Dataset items
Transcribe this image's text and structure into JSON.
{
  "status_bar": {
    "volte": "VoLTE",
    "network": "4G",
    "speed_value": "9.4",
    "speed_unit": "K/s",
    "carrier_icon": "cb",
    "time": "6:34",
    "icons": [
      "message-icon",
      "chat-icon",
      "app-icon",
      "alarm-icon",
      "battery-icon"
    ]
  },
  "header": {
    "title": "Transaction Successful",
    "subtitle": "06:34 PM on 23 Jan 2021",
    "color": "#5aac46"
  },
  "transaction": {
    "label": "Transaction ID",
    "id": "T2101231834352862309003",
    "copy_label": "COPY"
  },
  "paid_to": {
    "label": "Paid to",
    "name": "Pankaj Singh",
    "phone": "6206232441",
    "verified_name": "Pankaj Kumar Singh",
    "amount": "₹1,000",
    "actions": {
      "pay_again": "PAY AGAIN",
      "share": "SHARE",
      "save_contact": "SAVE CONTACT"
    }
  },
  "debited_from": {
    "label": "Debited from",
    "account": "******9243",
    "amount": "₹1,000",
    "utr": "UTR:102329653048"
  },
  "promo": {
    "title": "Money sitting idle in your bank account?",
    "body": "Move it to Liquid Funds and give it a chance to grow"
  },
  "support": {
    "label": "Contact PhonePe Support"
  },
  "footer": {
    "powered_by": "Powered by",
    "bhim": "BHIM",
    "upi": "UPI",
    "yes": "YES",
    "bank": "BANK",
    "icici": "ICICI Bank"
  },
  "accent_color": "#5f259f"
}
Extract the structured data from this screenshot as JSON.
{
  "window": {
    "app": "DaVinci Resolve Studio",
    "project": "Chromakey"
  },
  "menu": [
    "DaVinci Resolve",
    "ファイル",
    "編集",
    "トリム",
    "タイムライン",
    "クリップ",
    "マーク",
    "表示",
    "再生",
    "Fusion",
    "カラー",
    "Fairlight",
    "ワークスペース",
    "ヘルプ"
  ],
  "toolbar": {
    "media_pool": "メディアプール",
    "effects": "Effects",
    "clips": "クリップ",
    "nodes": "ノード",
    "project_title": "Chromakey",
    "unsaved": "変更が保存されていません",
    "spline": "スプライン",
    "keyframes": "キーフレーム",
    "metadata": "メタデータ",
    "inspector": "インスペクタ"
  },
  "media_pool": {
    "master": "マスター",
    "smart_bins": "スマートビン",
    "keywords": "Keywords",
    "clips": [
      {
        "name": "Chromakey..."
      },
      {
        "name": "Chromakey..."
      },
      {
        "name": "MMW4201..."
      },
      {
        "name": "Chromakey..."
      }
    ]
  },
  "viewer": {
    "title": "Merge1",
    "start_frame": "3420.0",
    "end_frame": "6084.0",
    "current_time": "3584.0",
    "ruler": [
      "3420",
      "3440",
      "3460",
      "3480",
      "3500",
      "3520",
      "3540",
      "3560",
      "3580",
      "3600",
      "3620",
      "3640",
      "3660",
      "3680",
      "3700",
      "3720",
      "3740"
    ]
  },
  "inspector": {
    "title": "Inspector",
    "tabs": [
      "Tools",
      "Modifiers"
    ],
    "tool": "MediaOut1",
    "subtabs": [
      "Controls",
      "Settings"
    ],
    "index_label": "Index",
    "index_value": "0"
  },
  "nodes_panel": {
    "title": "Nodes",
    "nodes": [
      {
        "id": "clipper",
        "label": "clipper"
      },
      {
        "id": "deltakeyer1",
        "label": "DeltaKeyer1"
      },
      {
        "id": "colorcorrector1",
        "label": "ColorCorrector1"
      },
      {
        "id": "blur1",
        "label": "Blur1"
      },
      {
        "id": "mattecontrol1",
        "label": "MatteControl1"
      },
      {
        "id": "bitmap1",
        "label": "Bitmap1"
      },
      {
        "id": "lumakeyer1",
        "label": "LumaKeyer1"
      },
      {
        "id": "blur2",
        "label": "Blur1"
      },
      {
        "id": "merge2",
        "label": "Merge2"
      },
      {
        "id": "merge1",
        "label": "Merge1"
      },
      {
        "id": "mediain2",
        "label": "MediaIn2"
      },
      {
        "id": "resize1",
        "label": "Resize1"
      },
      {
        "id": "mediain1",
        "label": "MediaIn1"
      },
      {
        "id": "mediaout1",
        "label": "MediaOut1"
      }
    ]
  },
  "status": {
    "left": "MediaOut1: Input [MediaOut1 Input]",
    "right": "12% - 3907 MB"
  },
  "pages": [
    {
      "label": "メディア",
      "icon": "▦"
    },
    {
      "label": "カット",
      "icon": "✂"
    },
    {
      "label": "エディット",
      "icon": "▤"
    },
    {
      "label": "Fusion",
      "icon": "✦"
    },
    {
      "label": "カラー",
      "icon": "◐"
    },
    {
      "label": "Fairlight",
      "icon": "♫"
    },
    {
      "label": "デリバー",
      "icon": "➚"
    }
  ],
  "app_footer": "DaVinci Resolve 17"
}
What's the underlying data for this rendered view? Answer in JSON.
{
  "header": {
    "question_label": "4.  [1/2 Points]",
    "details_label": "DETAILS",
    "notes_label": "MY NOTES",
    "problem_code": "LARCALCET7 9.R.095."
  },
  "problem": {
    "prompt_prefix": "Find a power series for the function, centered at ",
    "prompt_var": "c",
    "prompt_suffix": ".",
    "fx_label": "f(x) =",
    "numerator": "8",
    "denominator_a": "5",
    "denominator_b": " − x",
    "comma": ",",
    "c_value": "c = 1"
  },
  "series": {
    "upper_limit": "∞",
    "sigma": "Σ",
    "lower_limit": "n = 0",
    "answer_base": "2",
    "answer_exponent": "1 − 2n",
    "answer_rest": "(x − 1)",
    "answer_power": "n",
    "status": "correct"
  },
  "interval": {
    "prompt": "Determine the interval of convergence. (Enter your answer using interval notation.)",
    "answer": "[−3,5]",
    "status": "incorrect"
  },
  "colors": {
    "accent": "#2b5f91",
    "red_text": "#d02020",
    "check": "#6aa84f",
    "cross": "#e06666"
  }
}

Written instruction
Scan the material above and determine how many lines include the word "Resolve"; report only the number.

Result for this exercise
3